Go through the entries below and retype them exactly, omitting each picture.

- - -

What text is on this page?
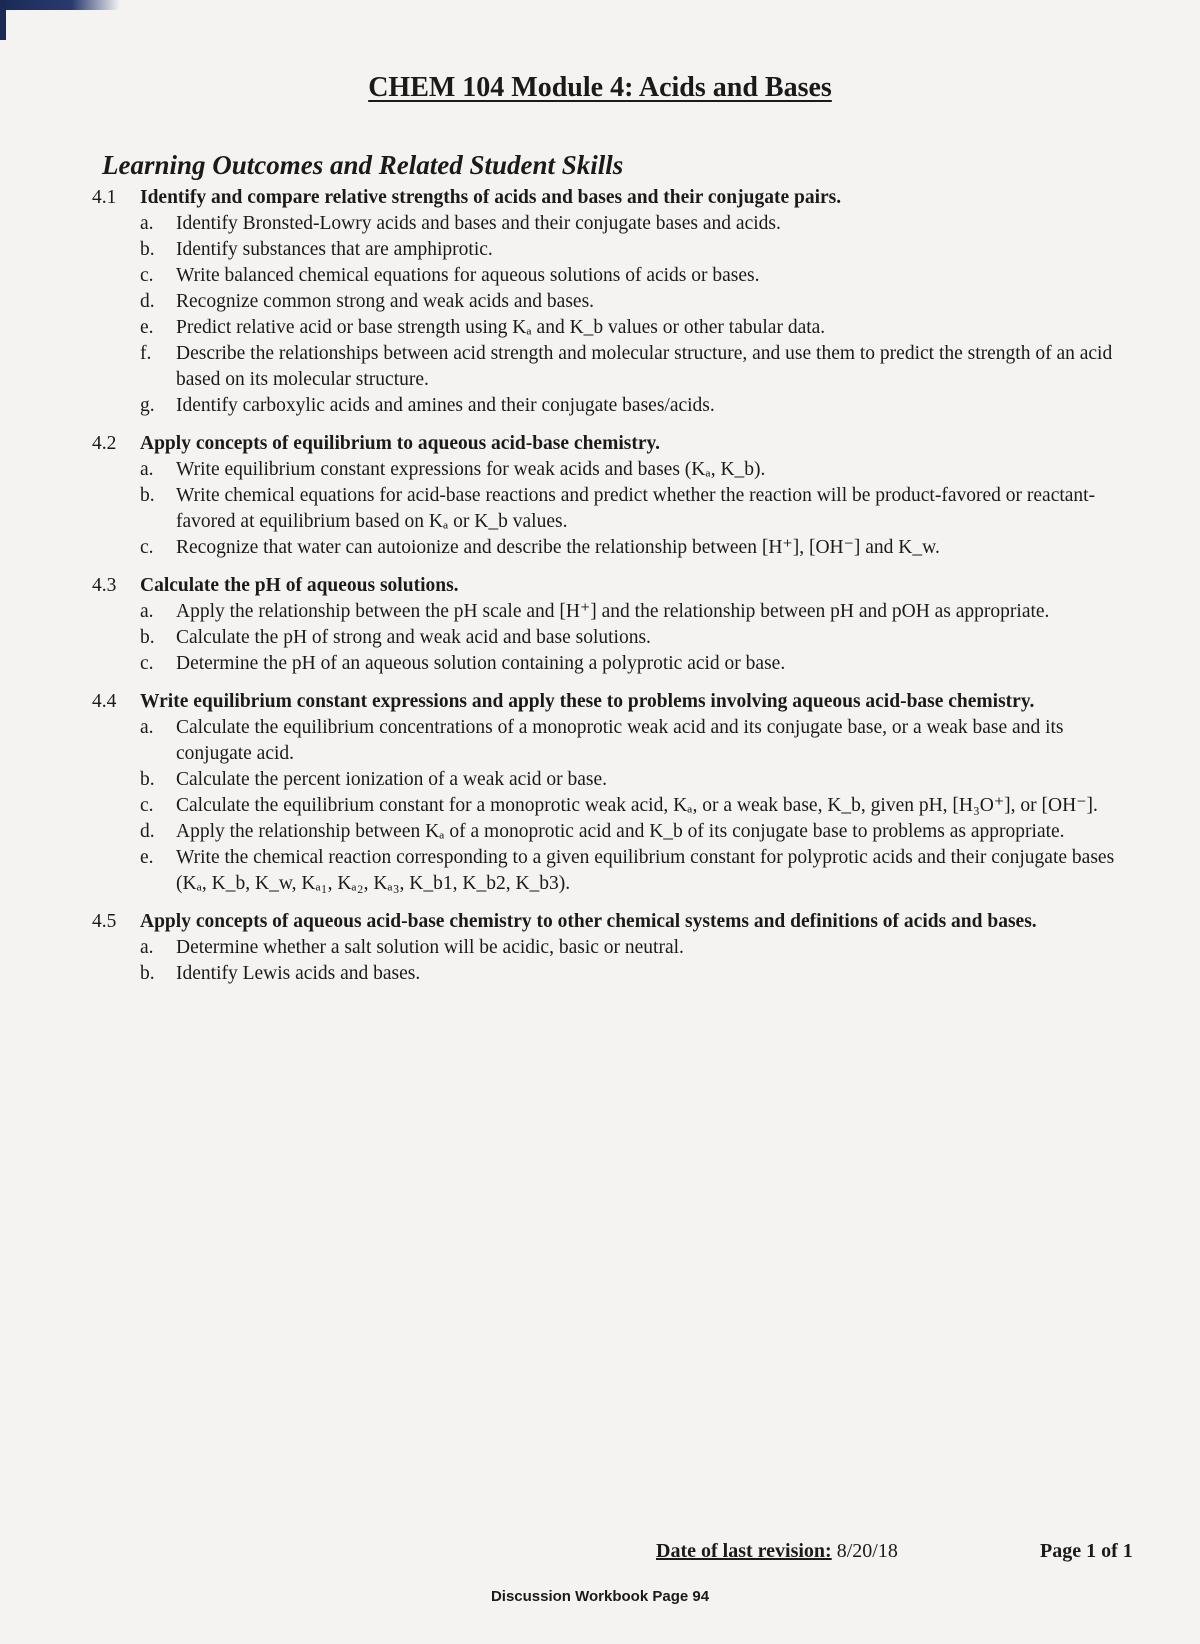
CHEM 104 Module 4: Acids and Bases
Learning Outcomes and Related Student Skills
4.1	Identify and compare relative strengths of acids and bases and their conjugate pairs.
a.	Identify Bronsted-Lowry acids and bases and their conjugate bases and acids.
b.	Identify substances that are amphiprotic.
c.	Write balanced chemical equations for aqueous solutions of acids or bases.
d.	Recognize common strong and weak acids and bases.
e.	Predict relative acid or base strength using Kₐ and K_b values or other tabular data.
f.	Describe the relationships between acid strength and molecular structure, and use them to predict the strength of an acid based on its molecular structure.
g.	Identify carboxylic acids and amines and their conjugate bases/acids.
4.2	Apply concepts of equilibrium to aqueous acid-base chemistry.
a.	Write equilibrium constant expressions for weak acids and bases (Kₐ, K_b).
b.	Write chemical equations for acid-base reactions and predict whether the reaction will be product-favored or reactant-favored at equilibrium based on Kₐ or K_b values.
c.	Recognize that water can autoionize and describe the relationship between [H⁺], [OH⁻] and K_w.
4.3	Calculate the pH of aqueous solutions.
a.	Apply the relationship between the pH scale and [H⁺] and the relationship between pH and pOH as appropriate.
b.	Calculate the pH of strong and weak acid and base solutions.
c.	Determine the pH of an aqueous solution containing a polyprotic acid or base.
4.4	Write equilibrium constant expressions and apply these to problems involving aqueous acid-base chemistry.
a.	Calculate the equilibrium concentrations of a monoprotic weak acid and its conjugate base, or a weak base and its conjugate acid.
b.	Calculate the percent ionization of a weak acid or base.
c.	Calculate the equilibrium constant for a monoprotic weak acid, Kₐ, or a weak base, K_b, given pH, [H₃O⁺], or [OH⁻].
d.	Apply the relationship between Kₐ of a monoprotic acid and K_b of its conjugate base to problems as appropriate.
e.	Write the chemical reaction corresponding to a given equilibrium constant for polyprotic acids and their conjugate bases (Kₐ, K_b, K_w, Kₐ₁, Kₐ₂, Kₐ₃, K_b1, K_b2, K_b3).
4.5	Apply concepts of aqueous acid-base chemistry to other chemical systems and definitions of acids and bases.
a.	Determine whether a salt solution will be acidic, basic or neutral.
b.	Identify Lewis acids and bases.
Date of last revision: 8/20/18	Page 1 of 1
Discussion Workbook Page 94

- - -

» **Exercise solution**:
What text is on this page?
CHEM 104 Module 4: Acids and Bases
Learning Outcomes and Related Student Skills
4.1	Identify and compare relative strengths of acids and bases and their conjugate pairs.
a.	Identify Bronsted-Lowry acids and bases and their conjugate bases and acids.
b.	Identify substances that are amphiprotic.
c.	Write balanced chemical equations for aqueous solutions of acids or bases.
d.	Recognize common strong and weak acids and bases.
e.	Predict relative acid or base strength using Kₐ and K_b values or other tabular data.
f.	Describe the relationships between acid strength and molecular structure, and use them to predict the strength of an acid based on its molecular structure.
g.	Identify carboxylic acids and amines and their conjugate bases/acids.
4.2	Apply concepts of equilibrium to aqueous acid-base chemistry.
a.	Write equilibrium constant expressions for weak acids and bases (Kₐ, K_b).
b.	Write chemical equations for acid-base reactions and predict whether the reaction will be product-favored or reactant-favored at equilibrium based on Kₐ or K_b values.
c.	Recognize that water can autoionize and describe the relationship between [H⁺], [OH⁻] and K_w.
4.3	Calculate the pH of aqueous solutions.
a.	Apply the relationship between the pH scale and [H⁺] and the relationship between pH and pOH as appropriate.
b.	Calculate the pH of strong and weak acid and base solutions.
c.	Determine the pH of an aqueous solution containing a polyprotic acid or base.
4.4	Write equilibrium constant expressions and apply these to problems involving aqueous acid-base chemistry.
a.	Calculate the equilibrium concentrations of a monoprotic weak acid and its conjugate base, or a weak base and its conjugate acid.
b.	Calculate the percent ionization of a weak acid or base.
c.	Calculate the equilibrium constant for a monoprotic weak acid, Kₐ, or a weak base, K_b, given pH, [H₃O⁺], or [OH⁻].
d.	Apply the relationship between Kₐ of a monoprotic acid and K_b of its conjugate base to problems as appropriate.
e.	Write the chemical reaction corresponding to a given equilibrium constant for polyprotic acids and their conjugate bases (Kₐ, K_b, K_w, Kₐ₁, Kₐ₂, Kₐ₃, K_b1, K_b2, K_b3).
4.5	Apply concepts of aqueous acid-base chemistry to other chemical systems and definitions of acids and bases.
a.	Determine whether a salt solution will be acidic, basic or neutral.
b.	Identify Lewis acids and bases.
Date of last revision: 8/20/18	Page 1 of 1
Discussion Workbook Page 94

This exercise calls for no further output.